Design for Direct Action is the title of an article that Ed has written for Landscape: The Journal of the Landscape Institute. You can read the article here and below:

Designing for direct action

Remaking public spaces through environmental protests, strikes, demonstrations, and occupations makes landscapes of the climate crisis visible. Direct action provides an essential voice in discourses aimed at addressing anthropocentric climate change – discourses that move too slowly due to the need for international agreements, as they are resisted by corporate lobbies, and are ignored by a politics of nationalism. The actions of the climate movement represent a taking and remaking of public spaces – streets, square, parks – to demand action from banks, corporations, the media, and elected representatives around the world.

These are not the public spaces of landscape architecture, urban development, and masterplanning that occasionally operate in tension with such direct action. As Shelly Egoz writes: ‘All too often, politicians, security forces, and in some cases a small army of design experts and landscape professionals, have gradually erased the visibility and symbolic prominence of these landscapes’ [1]. As public spaces are redesigned agendas for limiting undesirable publics, from homeless people to political protestors, can manifest in planning processes, material specifications, new bylaws limiting protest, and police patrols that restrict public gatherings.

But the public spaces of the Schools Strikes, of the Climate Coalition, and of Extinction Rebellion can provide clues to more democratic landscape practices, more just relations with worlds around us. Rather than focusing on the visual and material reconfiguration of urban spaces that may fulfil a client brief to appeal to narrower, more commercial, more passive, less contested publics, the formation of public spaces around concerns for the climate crisis demonstrate openness to collective participation, invention in forming spaces, determination in organisation.

DATA ENTRIES —

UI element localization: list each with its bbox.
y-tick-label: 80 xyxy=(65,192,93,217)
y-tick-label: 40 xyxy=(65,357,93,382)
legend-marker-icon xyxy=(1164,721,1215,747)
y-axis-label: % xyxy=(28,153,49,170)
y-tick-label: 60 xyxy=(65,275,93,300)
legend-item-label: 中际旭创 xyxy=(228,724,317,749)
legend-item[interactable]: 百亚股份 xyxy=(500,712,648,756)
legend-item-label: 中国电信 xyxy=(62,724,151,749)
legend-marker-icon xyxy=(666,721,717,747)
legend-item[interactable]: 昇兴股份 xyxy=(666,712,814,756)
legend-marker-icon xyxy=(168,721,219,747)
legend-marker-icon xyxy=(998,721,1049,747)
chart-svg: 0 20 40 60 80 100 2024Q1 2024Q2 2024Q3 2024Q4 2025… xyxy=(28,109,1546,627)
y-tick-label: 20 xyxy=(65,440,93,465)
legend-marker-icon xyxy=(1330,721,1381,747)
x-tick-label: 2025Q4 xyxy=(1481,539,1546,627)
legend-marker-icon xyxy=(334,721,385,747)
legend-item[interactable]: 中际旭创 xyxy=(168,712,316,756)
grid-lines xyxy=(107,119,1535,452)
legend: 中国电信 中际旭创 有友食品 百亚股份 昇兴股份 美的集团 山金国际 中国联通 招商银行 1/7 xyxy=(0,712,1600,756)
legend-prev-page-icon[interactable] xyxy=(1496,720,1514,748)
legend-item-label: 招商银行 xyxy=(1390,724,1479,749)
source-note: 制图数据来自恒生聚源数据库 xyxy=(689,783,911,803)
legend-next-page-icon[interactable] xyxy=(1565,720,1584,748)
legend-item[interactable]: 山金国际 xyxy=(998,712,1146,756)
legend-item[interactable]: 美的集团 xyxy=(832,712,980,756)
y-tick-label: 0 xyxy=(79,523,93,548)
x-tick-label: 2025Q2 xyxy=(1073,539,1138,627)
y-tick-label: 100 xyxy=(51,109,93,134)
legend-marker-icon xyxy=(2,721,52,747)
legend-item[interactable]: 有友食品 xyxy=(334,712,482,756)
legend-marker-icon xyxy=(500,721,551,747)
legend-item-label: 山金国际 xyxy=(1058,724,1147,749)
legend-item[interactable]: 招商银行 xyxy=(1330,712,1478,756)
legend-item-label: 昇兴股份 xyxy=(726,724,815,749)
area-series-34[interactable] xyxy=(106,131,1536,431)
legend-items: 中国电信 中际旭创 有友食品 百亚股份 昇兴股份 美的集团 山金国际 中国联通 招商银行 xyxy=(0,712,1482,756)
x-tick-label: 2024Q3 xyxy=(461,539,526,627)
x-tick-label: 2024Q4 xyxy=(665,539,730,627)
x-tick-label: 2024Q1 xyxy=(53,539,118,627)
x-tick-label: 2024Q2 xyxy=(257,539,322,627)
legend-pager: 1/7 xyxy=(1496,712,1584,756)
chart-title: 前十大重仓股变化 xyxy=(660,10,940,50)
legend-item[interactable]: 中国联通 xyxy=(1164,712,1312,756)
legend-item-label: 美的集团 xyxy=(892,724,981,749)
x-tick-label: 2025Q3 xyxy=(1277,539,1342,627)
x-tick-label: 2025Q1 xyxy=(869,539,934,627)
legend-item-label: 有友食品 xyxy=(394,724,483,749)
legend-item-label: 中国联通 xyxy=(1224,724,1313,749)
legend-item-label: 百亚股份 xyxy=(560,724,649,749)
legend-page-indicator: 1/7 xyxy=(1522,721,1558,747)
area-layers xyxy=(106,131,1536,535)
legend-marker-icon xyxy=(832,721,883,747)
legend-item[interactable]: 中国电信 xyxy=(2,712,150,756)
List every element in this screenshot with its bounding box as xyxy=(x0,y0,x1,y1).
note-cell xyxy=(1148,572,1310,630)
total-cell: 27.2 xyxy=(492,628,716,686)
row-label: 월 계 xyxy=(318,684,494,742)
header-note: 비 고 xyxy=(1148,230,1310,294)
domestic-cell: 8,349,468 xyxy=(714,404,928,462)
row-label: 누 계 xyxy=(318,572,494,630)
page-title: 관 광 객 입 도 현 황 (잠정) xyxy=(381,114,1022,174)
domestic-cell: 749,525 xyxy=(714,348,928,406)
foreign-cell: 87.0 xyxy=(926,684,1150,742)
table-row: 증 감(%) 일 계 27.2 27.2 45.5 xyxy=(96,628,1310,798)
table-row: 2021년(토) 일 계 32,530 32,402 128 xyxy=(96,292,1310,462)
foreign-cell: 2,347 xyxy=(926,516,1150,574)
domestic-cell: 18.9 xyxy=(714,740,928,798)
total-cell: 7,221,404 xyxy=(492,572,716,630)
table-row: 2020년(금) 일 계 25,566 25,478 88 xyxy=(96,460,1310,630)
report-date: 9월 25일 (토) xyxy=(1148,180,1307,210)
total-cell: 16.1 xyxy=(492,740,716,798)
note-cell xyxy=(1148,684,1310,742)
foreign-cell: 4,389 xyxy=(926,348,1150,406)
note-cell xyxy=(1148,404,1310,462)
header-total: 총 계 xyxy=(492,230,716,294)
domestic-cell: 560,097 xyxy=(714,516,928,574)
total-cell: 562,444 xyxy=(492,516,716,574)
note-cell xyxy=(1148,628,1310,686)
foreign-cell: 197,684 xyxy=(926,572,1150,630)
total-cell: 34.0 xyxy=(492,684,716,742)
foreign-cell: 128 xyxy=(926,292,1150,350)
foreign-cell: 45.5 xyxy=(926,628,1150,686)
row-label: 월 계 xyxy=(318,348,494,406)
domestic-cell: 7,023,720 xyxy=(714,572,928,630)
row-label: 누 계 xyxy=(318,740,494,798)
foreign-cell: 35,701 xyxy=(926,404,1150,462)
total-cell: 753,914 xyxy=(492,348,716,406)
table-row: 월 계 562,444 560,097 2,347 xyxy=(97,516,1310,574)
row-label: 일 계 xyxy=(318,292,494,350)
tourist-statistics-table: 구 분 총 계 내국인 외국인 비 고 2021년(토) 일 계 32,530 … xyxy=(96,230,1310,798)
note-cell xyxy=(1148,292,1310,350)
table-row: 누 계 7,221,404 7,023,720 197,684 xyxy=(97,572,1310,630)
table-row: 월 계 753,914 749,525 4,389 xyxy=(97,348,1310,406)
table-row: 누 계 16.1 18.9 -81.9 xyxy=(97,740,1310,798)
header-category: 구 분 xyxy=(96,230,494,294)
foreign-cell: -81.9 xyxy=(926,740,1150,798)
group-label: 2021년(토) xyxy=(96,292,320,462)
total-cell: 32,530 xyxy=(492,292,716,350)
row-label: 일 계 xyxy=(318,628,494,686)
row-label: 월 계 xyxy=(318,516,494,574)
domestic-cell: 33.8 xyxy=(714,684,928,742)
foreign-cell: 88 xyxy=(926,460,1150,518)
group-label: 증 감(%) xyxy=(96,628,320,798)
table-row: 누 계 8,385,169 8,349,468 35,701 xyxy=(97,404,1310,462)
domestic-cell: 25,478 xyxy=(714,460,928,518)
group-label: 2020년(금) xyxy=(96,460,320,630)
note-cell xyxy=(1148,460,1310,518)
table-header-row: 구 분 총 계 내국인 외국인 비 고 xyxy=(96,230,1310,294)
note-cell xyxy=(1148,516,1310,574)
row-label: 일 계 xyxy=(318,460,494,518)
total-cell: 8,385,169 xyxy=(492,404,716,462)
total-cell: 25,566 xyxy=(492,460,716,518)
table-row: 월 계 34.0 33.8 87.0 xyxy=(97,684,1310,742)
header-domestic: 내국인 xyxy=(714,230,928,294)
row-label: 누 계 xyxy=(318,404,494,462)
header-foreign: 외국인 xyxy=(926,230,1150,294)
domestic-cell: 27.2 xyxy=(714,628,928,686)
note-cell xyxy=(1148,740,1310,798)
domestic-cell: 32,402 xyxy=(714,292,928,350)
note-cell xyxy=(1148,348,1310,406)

WHAT IS ASKED —
**1)** Replace "legend-marker-icon" with "legend-swatch-icon" in the rows, beginning at the first row and stopping after the line that contains "x-tick-label: 2024Q3 xyxy=(461,539,526,627)", and leave everything else unchanged. Give only those lines.
**2)** Carry on the article about designing for direct action, starting after its last sentence.

EXPECTED ANSWERS —
**1)**
UI element localization: list each with its bbox.
y-tick-label: 80 xyxy=(65,192,93,217)
y-tick-label: 40 xyxy=(65,357,93,382)
legend-swatch-icon xyxy=(1164,721,1215,747)
y-axis-label: % xyxy=(28,153,49,170)
y-tick-label: 60 xyxy=(65,275,93,300)
legend-item-label: 中际旭创 xyxy=(228,724,317,749)
legend-item[interactable]: 百亚股份 xyxy=(500,712,648,756)
legend-item-label: 中国电信 xyxy=(62,724,151,749)
legend-swatch-icon xyxy=(666,721,717,747)
legend-item[interactable]: 昇兴股份 xyxy=(666,712,814,756)
legend-swatch-icon xyxy=(168,721,219,747)
legend-swatch-icon xyxy=(998,721,1049,747)
chart-svg: 0 20 40 60 80 100 2024Q1 2024Q2 2024Q3 2024Q4 2025… xyxy=(28,109,1546,627)
y-tick-label: 20 xyxy=(65,440,93,465)
legend-swatch-icon xyxy=(1330,721,1381,747)
x-tick-label: 2025Q4 xyxy=(1481,539,1546,627)
legend-swatch-icon xyxy=(334,721,385,747)
legend-item[interactable]: 中际旭创 xyxy=(168,712,316,756)
grid-lines xyxy=(107,119,1535,452)
legend: 中国电信 中际旭创 有友食品 百亚股份 昇兴股份 美的集团 山金国际 中国联通 招商银行 1/7 xyxy=(0,712,1600,756)
legend-prev-page-icon[interactable] xyxy=(1496,720,1514,748)
legend-item-label: 招商银行 xyxy=(1390,724,1479,749)
source-note: 制图数据来自恒生聚源数据库 xyxy=(689,783,911,803)
legend-next-page-icon[interactable] xyxy=(1565,720,1584,748)
legend-item[interactable]: 山金国际 xyxy=(998,712,1146,756)
legend-item[interactable]: 美的集团 xyxy=(832,712,980,756)
y-tick-label: 0 xyxy=(79,523,93,548)
x-tick-label: 2025Q2 xyxy=(1073,539,1138,627)
y-tick-label: 100 xyxy=(51,109,93,134)
legend-swatch-icon xyxy=(2,721,52,747)
legend-item[interactable]: 有友食品 xyxy=(334,712,482,756)
legend-swatch-icon xyxy=(500,721,551,747)
legend-item-label: 山金国际 xyxy=(1058,724,1147,749)
legend-item[interactable]: 招商银行 xyxy=(1330,712,1478,756)
legend-item-label: 昇兴股份 xyxy=(726,724,815,749)
area-series-34[interactable] xyxy=(106,131,1536,431)
legend-items: 中国电信 中际旭创 有友食品 百亚股份 昇兴股份 美的集团 山金国际 中国联通 招商银行 xyxy=(0,712,1482,756)
x-tick-label: 2024Q3 xyxy=(461,539,526,627)

**2)**
It is through the remaking of public spaces that shared concerns are revealed, whether reconfigured through planning and design, reconstituted for events, or claimed and occupied during civic actions. The geographer Don Mitchell writes that ‘Any move¬ment or struggle to create an alternative spatial orga¬nisation of society must necessarily take and produce new spaces’ [2]. Environmental movements, political ideologies, and commercial agendas reveal themselves in the remaking of public spaces – from marketplaces to civic squares, from built over green spaces to thoroughfares pedestrianised. Mitchell reminds us that public spaces ‘[...] are produced through constant struggle in the past and in the present’ [3].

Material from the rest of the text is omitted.